**Work to do**
Please find all lines in the data that hold the string "cubism" and copy them.

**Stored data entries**
start

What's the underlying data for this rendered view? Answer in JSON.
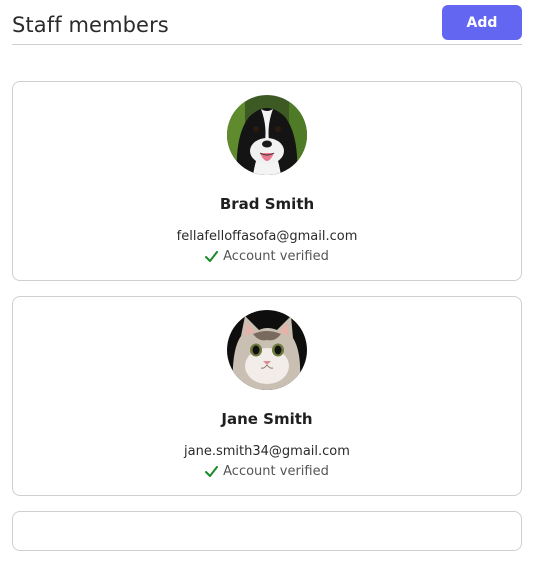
{
  "header": {
    "title": "Staff members",
    "add_label": "Add"
  },
  "colors": {
    "accent": "#6366f1",
    "verified": "#1a8a2b",
    "border": "#cfcfcf"
  },
  "staff": [
    {
      "name": "Brad Smith",
      "email": "fellafelloffasofa@gmail.com",
      "status": "Account verified",
      "avatar": "dog-photo"
    },
    {
      "name": "Jane Smith",
      "email": "jane.smith34@gmail.com",
      "status": "Account verified",
      "avatar": "cat-photo"
    }
  ]
}
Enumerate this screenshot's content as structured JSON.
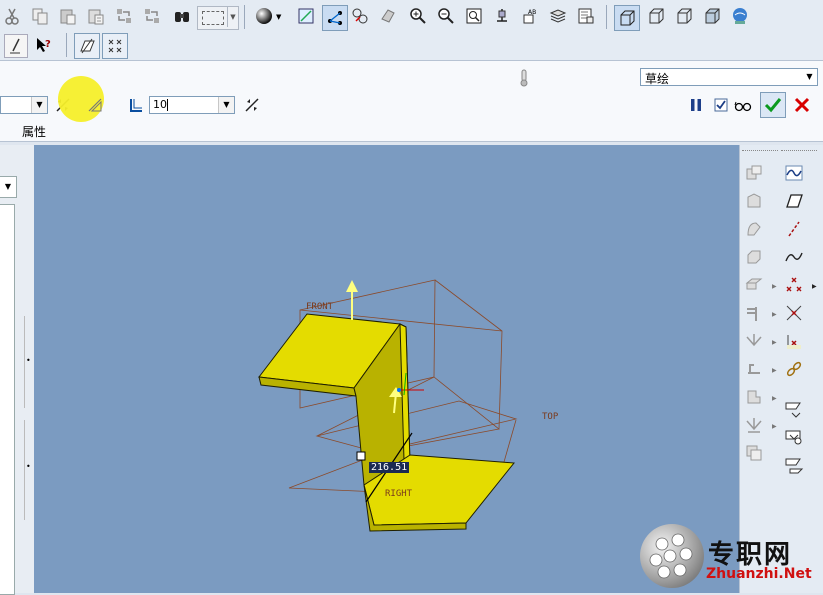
{
  "toolbar": {
    "row1_icons": [
      "cut-icon",
      "copy-icon",
      "paste-icon",
      "paste-special-icon",
      "regenerate-icon",
      "regenerate-manager-icon",
      "find-icon",
      "select-box-icon",
      "shading-icon",
      "repaint-icon",
      "sketch-orient-icon",
      "datum-display-icon",
      "zoom-in-icon",
      "zoom-out-icon",
      "refit-icon",
      "spin-center-icon",
      "named-views-icon",
      "layers-icon",
      "model-tree-icon",
      "wireframe-icon",
      "hidden-line-icon",
      "no-hidden-icon",
      "shaded-icon",
      "help-web-icon"
    ],
    "row2_icons": [
      "sketch-tool-icon",
      "context-help-icon",
      "plane-tool-icon",
      "axis-tool-icon"
    ]
  },
  "dashboard": {
    "thickness_value": "10",
    "tab_label": "属性",
    "mode_select": "草绘"
  },
  "viewport": {
    "datum_labels": [
      "FRONT",
      "TOP",
      "RIGHT"
    ],
    "dimension": "216.51",
    "background": "#7b9bc1",
    "sheet_color": "#e4dc00"
  },
  "watermark": {
    "cn_text": "专职网",
    "url_text": "Zhuanzhi.Net"
  },
  "side_tools": [
    "sketch-icon",
    "parallelogram-icon",
    "dashed-line-icon",
    "spline-icon",
    "points-icon",
    "cross-points-icon",
    "coordinate-icon",
    "chain-icon",
    "view-1-icon",
    "view-2-icon",
    "view-3-icon"
  ]
}
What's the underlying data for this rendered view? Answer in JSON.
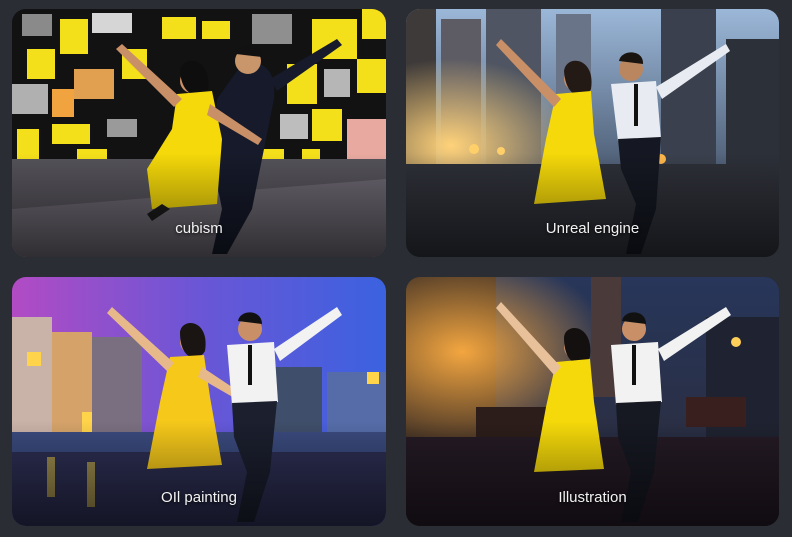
{
  "cards": [
    {
      "label": "cubism",
      "image": "dancing-couple-cubism"
    },
    {
      "label": "Unreal engine",
      "image": "dancing-couple-unreal-engine"
    },
    {
      "label": "OIl painting",
      "image": "dancing-couple-oil-painting"
    },
    {
      "label": "Illustration",
      "image": "dancing-couple-illustration"
    }
  ],
  "colors": {
    "background": "#2a2d33",
    "dress": "#f5d90a",
    "text": "#f2f2f2"
  }
}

end

**Written response**
      "label": "cubism",
      "image": "dancing-couple-cubism"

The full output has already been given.